* To do
Give all of the lines again exactly as they read.
___ Provided entries
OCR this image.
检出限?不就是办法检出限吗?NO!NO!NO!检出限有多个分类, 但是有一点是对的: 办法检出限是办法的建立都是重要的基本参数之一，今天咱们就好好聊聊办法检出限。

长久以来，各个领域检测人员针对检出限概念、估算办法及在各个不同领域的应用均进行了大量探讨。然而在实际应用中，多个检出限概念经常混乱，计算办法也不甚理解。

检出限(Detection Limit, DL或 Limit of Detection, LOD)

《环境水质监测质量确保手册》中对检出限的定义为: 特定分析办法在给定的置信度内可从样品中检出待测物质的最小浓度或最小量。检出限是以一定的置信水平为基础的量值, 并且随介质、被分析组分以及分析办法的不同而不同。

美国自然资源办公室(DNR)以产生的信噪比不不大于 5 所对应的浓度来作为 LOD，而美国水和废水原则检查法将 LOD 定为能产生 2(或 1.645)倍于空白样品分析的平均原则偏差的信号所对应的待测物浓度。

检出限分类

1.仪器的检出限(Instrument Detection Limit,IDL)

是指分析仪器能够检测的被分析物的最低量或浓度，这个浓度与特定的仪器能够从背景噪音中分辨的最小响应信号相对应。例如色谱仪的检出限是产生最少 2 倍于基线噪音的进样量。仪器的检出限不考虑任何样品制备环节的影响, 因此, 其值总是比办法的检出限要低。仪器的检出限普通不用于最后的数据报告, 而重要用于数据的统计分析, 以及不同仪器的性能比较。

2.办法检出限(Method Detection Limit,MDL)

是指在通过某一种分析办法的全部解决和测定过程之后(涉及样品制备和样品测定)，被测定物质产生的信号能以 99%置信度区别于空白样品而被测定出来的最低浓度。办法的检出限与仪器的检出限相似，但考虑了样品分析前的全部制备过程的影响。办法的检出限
______
* Expected output
OCR this image.
检出限?不就是办法检出限吗?NO!NO!NO!检出限有多个分类, 但是有一点是对的: 办法检出限是办法的建立都是重要的基本参数之一，今天咱们就好好聊聊办法检出限。

长久以来，各个领域检测人员针对检出限概念、估算办法及在各个不同领域的应用均进行了大量探讨。然而在实际应用中，多个检出限概念经常混乱，计算办法也不甚理解。

检出限(Detection Limit, DL或 Limit of Detection, LOD)

《环境水质监测质量确保手册》中对检出限的定义为: 特定分析办法在给定的置信度内可从样品中检出待测物质的最小浓度或最小量。检出限是以一定的置信水平为基础的量值, 并且随介质、被分析组分以及分析办法的不同而不同。

美国自然资源办公室(DNR)以产生的信噪比不不大于 5 所对应的浓度来作为 LOD，而美国水和废水原则检查法将 LOD 定为能产生 2(或 1.645)倍于空白样品分析的平均原则偏差的信号所对应的待测物浓度。

检出限分类

1.仪器的检出限(Instrument Detection Limit,IDL)

是指分析仪器能够检测的被分析物的最低量或浓度，这个浓度与特定的仪器能够从背景噪音中分辨的最小响应信号相对应。例如色谱仪的检出限是产生最少 2 倍于基线噪音的进样量。仪器的检出限不考虑任何样品制备环节的影响, 因此, 其值总是比办法的检出限要低。仪器的检出限普通不用于最后的数据报告, 而重要用于数据的统计分析, 以及不同仪器的性能比较。

2.办法检出限(Method Detection Limit,MDL)

是指在通过某一种分析办法的全部解决和测定过程之后(涉及样品制备和样品测定)，被测定物质产生的信号能以 99%置信度区别于空白样品而被测定出来的最低浓度。办法的检出限与仪器的检出限相似，但考虑了样品分析前的全部制备过程的影响。办法的检出限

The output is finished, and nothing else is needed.